Your goal:
Go through the data and copy every line exactly, but not the images.

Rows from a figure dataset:
++++++++++++++++++++

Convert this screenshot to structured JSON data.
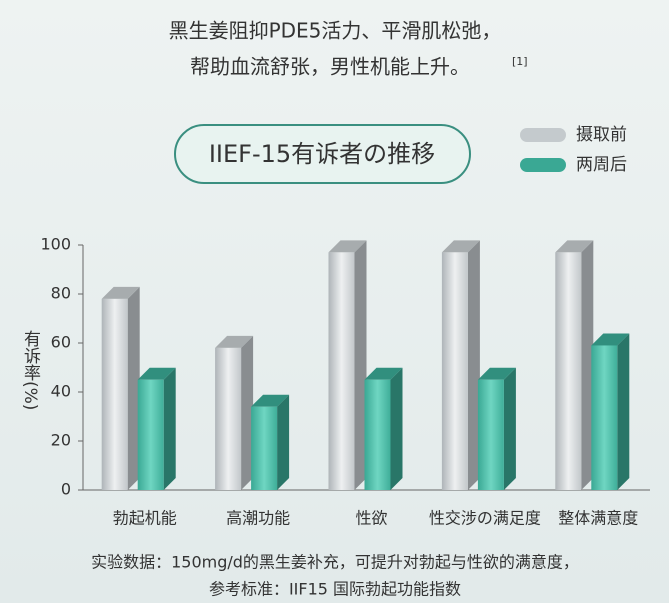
{
  "header": {
    "line1": "黑生姜阻抑PDE5活力、平滑肌松弛，",
    "line2": "帮助血流舒张，男性机能上升。",
    "ref": "[1]"
  },
  "chart_data": {
    "type": "bar3d",
    "title": "IIEF-15有诉者の推移",
    "y_label": "有诉率(%)",
    "categories": [
      "勃起机能",
      "高潮功能",
      "性欲",
      "性交涉の满足度",
      "整体满意度"
    ],
    "series": [
      {
        "name": "摄取前",
        "color": "#c4cacd",
        "values": [
          78,
          58,
          97,
          97,
          97
        ]
      },
      {
        "name": "两周后",
        "color": "#3aa894",
        "values": [
          45,
          34,
          45,
          45,
          59
        ]
      }
    ],
    "ylim": [
      0,
      100
    ],
    "yticks": [
      0,
      20,
      40,
      60,
      80,
      100
    ],
    "legend": "top-right"
  },
  "footer": {
    "line1": "实验数据：150mg/d的黑生姜补充，可提升对勃起与性欲的满意度，",
    "line2": "参考标准：IIF15 国际勃起功能指数"
  }
}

++++++++++++++++++++

Task solution:
Convert this screenshot to structured JSON data.
{
  "header": {
    "line1": "黑生姜阻抑PDE5活力、平滑肌松弛，",
    "line2": "帮助血流舒张，男性机能上升。",
    "ref": "[1]"
  },
  "chart_data": {
    "type": "bar3d",
    "title": "IIEF-15有诉者の推移",
    "y_label": "有诉率(%)",
    "categories": [
      "勃起机能",
      "高潮功能",
      "性欲",
      "性交涉の满足度",
      "整体满意度"
    ],
    "series": [
      {
        "name": "摄取前",
        "color": "#c4cacd",
        "values": [
          78,
          58,
          97,
          97,
          97
        ]
      },
      {
        "name": "两周后",
        "color": "#3aa894",
        "values": [
          45,
          34,
          45,
          45,
          59
        ]
      }
    ],
    "ylim": [
      0,
      100
    ],
    "yticks": [
      0,
      20,
      40,
      60,
      80,
      100
    ],
    "legend": "top-right"
  },
  "footer": {
    "line1": "实验数据：150mg/d的黑生姜补充，可提升对勃起与性欲的满意度，",
    "line2": "参考标准：IIF15 国际勃起功能指数"
  }
}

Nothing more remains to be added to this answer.